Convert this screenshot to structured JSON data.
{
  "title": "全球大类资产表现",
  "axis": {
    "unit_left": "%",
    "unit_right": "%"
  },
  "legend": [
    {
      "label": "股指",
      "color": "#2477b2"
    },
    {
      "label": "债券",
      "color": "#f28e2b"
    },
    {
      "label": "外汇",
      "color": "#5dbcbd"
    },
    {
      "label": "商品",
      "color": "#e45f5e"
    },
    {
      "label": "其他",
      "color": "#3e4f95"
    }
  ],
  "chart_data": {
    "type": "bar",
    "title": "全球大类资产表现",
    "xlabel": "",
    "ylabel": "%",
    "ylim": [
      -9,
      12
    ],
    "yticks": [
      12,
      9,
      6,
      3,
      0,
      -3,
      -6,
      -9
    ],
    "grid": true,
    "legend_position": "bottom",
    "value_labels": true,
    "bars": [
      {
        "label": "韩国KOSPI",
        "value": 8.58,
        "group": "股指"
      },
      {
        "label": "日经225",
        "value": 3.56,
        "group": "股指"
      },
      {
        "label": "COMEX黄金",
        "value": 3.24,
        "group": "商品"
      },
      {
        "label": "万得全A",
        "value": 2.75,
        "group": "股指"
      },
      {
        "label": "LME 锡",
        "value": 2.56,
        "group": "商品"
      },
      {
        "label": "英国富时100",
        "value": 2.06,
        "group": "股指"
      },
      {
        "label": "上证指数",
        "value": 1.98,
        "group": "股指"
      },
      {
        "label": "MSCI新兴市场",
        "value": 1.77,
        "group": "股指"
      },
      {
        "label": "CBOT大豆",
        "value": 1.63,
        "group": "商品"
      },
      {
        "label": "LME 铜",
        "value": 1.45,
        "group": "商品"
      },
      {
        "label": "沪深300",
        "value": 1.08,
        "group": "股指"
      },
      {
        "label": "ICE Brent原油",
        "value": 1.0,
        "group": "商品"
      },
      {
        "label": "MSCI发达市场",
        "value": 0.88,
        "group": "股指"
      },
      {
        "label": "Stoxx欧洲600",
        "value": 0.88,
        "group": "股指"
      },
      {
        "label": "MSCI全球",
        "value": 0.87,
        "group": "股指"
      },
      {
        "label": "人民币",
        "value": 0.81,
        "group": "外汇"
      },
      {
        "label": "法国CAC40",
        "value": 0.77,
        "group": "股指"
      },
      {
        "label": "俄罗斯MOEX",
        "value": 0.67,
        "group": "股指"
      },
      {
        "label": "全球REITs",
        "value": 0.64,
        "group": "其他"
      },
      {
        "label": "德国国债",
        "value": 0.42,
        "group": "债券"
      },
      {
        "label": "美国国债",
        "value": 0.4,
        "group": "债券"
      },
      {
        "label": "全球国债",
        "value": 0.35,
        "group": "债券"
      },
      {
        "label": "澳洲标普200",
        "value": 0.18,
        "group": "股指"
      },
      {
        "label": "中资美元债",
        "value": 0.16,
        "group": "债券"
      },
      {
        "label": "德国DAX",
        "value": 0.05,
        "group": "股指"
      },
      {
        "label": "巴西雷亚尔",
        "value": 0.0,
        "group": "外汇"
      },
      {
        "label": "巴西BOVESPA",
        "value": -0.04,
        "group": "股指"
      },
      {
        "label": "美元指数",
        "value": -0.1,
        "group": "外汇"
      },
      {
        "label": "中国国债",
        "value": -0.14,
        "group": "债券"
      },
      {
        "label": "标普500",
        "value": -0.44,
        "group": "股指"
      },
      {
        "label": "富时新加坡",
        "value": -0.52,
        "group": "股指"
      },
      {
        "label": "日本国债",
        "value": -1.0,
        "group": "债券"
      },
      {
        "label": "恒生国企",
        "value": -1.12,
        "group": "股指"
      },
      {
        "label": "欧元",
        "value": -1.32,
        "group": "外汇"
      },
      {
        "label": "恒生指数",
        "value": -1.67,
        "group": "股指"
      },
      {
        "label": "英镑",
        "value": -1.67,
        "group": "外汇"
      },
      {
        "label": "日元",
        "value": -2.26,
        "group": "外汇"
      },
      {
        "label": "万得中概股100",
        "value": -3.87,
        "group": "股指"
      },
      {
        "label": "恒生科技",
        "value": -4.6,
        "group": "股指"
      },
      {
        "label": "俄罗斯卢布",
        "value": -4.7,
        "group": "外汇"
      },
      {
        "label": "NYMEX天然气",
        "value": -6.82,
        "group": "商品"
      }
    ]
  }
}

========

• Work required
Exactly as shown, repeat every record.

• Solved problem
Convert this screenshot to structured JSON data.
{
  "title": "全球大类资产表现",
  "axis": {
    "unit_left": "%",
    "unit_right": "%"
  },
  "legend": [
    {
      "label": "股指",
      "color": "#2477b2"
    },
    {
      "label": "债券",
      "color": "#f28e2b"
    },
    {
      "label": "外汇",
      "color": "#5dbcbd"
    },
    {
      "label": "商品",
      "color": "#e45f5e"
    },
    {
      "label": "其他",
      "color": "#3e4f95"
    }
  ],
  "chart_data": {
    "type": "bar",
    "title": "全球大类资产表现",
    "xlabel": "",
    "ylabel": "%",
    "ylim": [
      -9,
      12
    ],
    "yticks": [
      12,
      9,
      6,
      3,
      0,
      -3,
      -6,
      -9
    ],
    "grid": true,
    "legend_position": "bottom",
    "value_labels": true,
    "bars": [
      {
        "label": "韩国KOSPI",
        "value": 8.58,
        "group": "股指"
      },
      {
        "label": "日经225",
        "value": 3.56,
        "group": "股指"
      },
      {
        "label": "COMEX黄金",
        "value": 3.24,
        "group": "商品"
      },
      {
        "label": "万得全A",
        "value": 2.75,
        "group": "股指"
      },
      {
        "label": "LME 锡",
        "value": 2.56,
        "group": "商品"
      },
      {
        "label": "英国富时100",
        "value": 2.06,
        "group": "股指"
      },
      {
        "label": "上证指数",
        "value": 1.98,
        "group": "股指"
      },
      {
        "label": "MSCI新兴市场",
        "value": 1.77,
        "group": "股指"
      },
      {
        "label": "CBOT大豆",
        "value": 1.63,
        "group": "商品"
      },
      {
        "label": "LME 铜",
        "value": 1.45,
        "group": "商品"
      },
      {
        "label": "沪深300",
        "value": 1.08,
        "group": "股指"
      },
      {
        "label": "ICE Brent原油",
        "value": 1.0,
        "group": "商品"
      },
      {
        "label": "MSCI发达市场",
        "value": 0.88,
        "group": "股指"
      },
      {
        "label": "Stoxx欧洲600",
        "value": 0.88,
        "group": "股指"
      },
      {
        "label": "MSCI全球",
        "value": 0.87,
        "group": "股指"
      },
      {
        "label": "人民币",
        "value": 0.81,
        "group": "外汇"
      },
      {
        "label": "法国CAC40",
        "value": 0.77,
        "group": "股指"
      },
      {
        "label": "俄罗斯MOEX",
        "value": 0.67,
        "group": "股指"
      },
      {
        "label": "全球REITs",
        "value": 0.64,
        "group": "其他"
      },
      {
        "label": "德国国债",
        "value": 0.42,
        "group": "债券"
      },
      {
        "label": "美国国债",
        "value": 0.4,
        "group": "债券"
      },
      {
        "label": "全球国债",
        "value": 0.35,
        "group": "债券"
      },
      {
        "label": "澳洲标普200",
        "value": 0.18,
        "group": "股指"
      },
      {
        "label": "中资美元债",
        "value": 0.16,
        "group": "债券"
      },
      {
        "label": "德国DAX",
        "value": 0.05,
        "group": "股指"
      },
      {
        "label": "巴西雷亚尔",
        "value": 0.0,
        "group": "外汇"
      },
      {
        "label": "巴西BOVESPA",
        "value": -0.04,
        "group": "股指"
      },
      {
        "label": "美元指数",
        "value": -0.1,
        "group": "外汇"
      },
      {
        "label": "中国国债",
        "value": -0.14,
        "group": "债券"
      },
      {
        "label": "标普500",
        "value": -0.44,
        "group": "股指"
      },
      {
        "label": "富时新加坡",
        "value": -0.52,
        "group": "股指"
      },
      {
        "label": "日本国债",
        "value": -1.0,
        "group": "债券"
      },
      {
        "label": "恒生国企",
        "value": -1.12,
        "group": "股指"
      },
      {
        "label": "欧元",
        "value": -1.32,
        "group": "外汇"
      },
      {
        "label": "恒生指数",
        "value": -1.67,
        "group": "股指"
      },
      {
        "label": "英镑",
        "value": -1.67,
        "group": "外汇"
      },
      {
        "label": "日元",
        "value": -2.26,
        "group": "外汇"
      },
      {
        "label": "万得中概股100",
        "value": -3.87,
        "group": "股指"
      },
      {
        "label": "恒生科技",
        "value": -4.6,
        "group": "股指"
      },
      {
        "label": "俄罗斯卢布",
        "value": -4.7,
        "group": "外汇"
      },
      {
        "label": "NYMEX天然气",
        "value": -6.82,
        "group": "商品"
      }
    ]
  }
}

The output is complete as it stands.